* Collected data entries *
§ §

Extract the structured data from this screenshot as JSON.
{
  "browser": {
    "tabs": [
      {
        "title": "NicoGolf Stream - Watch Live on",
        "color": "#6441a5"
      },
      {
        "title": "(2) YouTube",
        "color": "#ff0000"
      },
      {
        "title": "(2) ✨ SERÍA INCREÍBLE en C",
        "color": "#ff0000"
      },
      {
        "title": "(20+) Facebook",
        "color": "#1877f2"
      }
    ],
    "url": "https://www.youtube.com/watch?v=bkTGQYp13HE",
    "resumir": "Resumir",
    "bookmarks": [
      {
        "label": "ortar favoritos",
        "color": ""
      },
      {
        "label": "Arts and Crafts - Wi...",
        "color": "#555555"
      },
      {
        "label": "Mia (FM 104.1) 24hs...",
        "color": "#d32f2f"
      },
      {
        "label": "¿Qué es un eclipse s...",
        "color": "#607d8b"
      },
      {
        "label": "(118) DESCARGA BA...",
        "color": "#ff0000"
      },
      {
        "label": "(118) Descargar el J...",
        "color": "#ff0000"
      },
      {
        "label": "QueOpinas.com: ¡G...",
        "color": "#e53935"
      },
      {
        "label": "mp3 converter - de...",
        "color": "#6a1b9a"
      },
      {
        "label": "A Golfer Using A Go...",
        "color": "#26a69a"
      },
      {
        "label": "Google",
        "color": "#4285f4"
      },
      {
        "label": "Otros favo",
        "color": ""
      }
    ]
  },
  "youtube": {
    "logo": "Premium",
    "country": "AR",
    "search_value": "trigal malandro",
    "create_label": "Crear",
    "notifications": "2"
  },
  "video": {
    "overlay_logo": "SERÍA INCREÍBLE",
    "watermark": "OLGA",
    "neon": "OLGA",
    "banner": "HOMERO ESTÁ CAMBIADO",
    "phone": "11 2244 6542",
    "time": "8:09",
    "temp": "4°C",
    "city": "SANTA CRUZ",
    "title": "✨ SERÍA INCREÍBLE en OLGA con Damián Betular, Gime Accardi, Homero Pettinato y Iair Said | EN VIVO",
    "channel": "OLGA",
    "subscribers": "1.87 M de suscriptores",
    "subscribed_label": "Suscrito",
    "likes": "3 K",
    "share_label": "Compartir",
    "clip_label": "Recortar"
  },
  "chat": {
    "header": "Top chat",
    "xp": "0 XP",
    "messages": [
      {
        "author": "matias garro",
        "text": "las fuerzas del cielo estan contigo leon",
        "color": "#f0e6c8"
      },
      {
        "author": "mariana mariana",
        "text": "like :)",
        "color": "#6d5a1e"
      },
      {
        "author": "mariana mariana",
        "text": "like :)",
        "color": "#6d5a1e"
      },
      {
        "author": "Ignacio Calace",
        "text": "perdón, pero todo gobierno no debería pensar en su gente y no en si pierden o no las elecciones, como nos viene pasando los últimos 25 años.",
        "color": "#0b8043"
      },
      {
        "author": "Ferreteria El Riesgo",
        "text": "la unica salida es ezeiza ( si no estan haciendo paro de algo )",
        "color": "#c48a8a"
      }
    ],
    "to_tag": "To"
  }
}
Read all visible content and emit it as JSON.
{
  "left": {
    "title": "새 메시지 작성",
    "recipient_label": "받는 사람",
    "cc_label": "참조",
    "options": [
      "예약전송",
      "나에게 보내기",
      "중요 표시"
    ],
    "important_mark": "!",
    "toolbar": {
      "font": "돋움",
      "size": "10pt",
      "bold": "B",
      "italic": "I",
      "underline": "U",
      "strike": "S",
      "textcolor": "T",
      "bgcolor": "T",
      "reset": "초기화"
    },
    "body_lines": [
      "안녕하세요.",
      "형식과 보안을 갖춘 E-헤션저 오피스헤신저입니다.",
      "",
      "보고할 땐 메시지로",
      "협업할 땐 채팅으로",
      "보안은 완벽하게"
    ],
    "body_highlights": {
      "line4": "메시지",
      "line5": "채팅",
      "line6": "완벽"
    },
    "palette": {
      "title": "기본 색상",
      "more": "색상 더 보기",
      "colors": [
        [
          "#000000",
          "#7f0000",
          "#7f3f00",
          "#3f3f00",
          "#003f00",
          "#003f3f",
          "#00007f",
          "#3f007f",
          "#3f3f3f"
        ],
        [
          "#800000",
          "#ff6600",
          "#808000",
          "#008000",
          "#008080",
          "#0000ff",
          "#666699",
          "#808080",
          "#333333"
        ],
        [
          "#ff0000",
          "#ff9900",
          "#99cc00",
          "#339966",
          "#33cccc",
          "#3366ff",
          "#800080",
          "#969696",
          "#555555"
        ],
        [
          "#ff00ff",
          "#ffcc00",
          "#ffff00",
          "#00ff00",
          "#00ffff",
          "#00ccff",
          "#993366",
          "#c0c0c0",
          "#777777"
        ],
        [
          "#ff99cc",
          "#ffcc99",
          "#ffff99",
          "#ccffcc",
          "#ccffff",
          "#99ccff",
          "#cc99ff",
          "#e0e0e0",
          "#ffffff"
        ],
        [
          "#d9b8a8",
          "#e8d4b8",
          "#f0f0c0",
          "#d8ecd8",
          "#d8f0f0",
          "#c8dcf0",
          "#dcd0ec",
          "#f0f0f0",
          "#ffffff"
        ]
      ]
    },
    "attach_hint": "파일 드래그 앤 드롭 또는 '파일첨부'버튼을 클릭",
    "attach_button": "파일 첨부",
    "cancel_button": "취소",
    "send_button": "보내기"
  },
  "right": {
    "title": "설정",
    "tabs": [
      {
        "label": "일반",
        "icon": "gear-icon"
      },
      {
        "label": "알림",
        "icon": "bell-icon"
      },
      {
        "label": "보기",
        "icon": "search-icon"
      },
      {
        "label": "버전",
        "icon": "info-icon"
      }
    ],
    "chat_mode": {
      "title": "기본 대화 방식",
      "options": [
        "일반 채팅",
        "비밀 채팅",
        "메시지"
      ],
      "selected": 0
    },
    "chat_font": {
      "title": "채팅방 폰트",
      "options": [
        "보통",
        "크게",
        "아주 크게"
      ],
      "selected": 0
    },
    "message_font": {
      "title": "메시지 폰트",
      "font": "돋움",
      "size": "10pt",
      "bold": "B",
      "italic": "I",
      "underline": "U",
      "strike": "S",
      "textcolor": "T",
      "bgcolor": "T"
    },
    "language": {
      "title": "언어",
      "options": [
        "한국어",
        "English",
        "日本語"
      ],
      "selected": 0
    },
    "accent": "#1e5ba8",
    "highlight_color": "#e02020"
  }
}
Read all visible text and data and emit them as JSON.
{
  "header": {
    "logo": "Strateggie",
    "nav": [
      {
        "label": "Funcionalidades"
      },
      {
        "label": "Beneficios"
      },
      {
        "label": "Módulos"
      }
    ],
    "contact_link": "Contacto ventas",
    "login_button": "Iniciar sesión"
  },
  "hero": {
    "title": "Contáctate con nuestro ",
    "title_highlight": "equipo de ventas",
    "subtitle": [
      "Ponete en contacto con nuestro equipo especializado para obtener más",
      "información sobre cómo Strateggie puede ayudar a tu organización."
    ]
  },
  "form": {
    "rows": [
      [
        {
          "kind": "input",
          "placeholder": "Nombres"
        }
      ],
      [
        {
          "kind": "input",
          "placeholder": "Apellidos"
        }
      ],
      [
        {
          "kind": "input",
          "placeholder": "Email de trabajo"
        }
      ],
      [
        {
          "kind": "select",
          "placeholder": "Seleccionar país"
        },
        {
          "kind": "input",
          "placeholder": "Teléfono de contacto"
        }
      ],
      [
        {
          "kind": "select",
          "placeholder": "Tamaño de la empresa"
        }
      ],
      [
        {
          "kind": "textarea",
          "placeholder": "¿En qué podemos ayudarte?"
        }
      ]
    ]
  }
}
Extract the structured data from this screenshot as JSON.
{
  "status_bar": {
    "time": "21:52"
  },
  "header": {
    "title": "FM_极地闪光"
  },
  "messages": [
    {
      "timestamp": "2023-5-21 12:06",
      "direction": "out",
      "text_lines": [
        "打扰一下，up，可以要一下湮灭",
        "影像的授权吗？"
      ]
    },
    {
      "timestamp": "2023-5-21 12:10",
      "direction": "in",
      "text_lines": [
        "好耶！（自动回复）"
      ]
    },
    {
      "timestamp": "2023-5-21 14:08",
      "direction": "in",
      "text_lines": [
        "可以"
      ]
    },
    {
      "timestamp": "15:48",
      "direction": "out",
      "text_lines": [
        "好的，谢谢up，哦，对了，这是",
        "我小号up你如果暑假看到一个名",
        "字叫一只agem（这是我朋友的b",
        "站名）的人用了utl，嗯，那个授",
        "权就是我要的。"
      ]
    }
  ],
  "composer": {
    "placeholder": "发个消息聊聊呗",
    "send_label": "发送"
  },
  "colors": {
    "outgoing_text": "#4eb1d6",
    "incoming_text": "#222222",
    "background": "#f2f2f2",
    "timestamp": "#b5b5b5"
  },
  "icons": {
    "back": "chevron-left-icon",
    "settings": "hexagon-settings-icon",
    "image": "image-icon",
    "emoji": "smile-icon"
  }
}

§ §

* Exercise aim *
Give the number of lines in the entries that include the string "Strateggie", and nothing more.

* Answer to this problem *
2